----- Available records -----

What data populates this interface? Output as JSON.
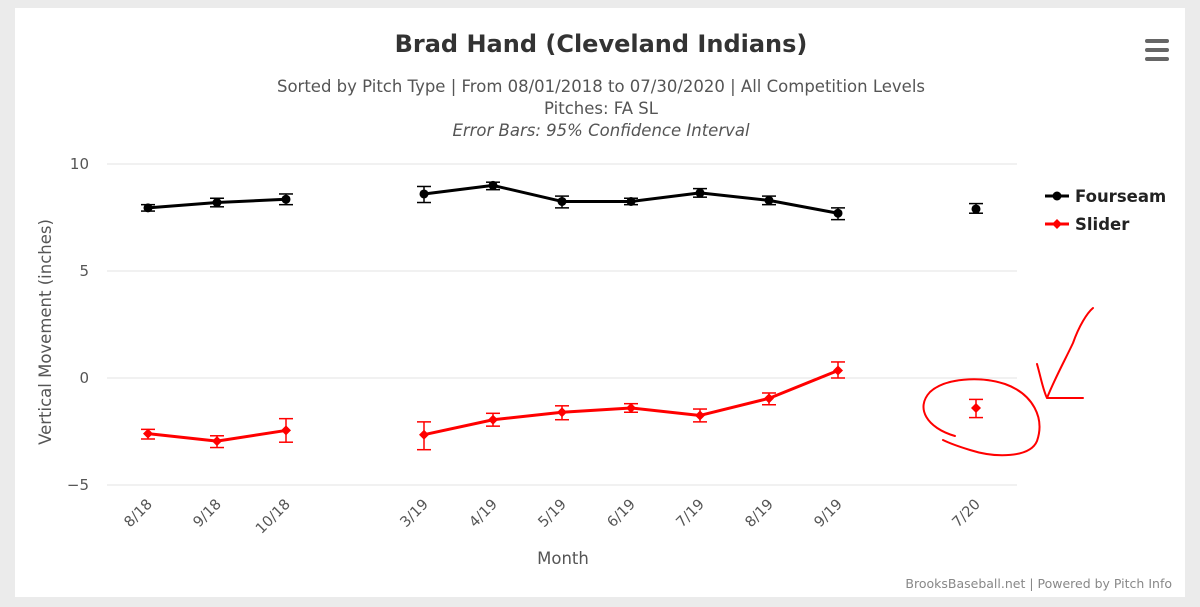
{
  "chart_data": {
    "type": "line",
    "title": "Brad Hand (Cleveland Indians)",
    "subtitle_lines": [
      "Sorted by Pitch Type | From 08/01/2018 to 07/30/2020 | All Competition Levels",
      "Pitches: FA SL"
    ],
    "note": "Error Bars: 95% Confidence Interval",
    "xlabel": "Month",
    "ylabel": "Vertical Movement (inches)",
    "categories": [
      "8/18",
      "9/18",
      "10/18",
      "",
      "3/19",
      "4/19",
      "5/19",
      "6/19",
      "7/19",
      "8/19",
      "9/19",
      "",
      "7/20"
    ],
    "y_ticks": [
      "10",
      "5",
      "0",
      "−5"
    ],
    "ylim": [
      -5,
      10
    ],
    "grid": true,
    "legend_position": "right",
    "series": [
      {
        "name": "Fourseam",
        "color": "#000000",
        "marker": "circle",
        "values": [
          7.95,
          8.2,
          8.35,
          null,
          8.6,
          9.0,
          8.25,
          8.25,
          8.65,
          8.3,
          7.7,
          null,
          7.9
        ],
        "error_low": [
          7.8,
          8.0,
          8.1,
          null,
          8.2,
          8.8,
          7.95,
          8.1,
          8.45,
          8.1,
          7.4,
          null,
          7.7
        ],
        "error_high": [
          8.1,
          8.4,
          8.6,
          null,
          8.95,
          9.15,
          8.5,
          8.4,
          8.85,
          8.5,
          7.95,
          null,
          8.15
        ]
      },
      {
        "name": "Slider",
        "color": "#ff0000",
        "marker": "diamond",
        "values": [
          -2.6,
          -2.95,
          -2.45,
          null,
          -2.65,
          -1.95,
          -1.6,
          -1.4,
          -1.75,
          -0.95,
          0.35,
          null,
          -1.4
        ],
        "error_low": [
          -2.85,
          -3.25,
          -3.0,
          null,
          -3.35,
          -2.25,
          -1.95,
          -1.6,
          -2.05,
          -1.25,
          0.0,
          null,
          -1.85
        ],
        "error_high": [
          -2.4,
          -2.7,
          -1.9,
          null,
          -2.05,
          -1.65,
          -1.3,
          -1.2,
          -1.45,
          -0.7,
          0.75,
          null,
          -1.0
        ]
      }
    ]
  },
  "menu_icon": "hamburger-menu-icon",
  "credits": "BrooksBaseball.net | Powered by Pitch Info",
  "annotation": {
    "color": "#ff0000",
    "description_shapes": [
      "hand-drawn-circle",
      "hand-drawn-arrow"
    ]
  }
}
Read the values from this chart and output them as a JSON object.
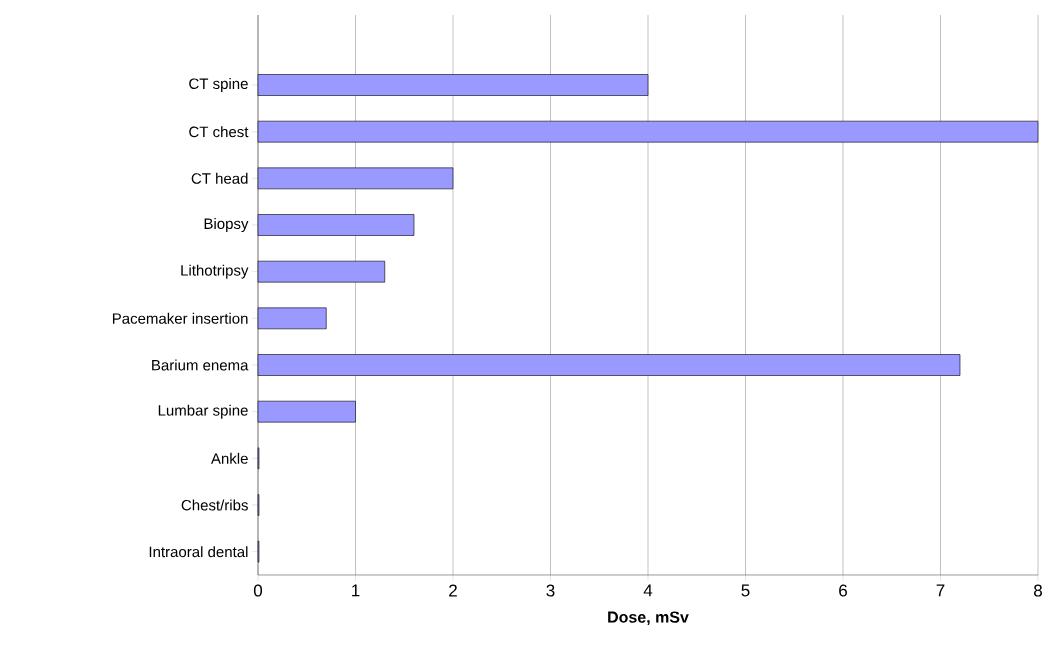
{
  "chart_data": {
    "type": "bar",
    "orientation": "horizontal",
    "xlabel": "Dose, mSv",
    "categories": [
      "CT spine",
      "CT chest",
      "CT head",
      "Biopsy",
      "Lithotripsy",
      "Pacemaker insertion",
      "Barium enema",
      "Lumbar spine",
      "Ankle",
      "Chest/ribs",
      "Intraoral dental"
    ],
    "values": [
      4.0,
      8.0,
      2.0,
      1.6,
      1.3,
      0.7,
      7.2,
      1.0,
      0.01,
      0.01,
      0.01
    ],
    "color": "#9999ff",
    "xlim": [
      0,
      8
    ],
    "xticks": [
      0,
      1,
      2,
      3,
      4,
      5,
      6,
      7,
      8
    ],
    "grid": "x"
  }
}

-----

Take every line containing the word "this" and copy it.

▶ _Completed task_
What data populates this interface? Output as JSON.
Read the values from this chart and output them as a JSON object.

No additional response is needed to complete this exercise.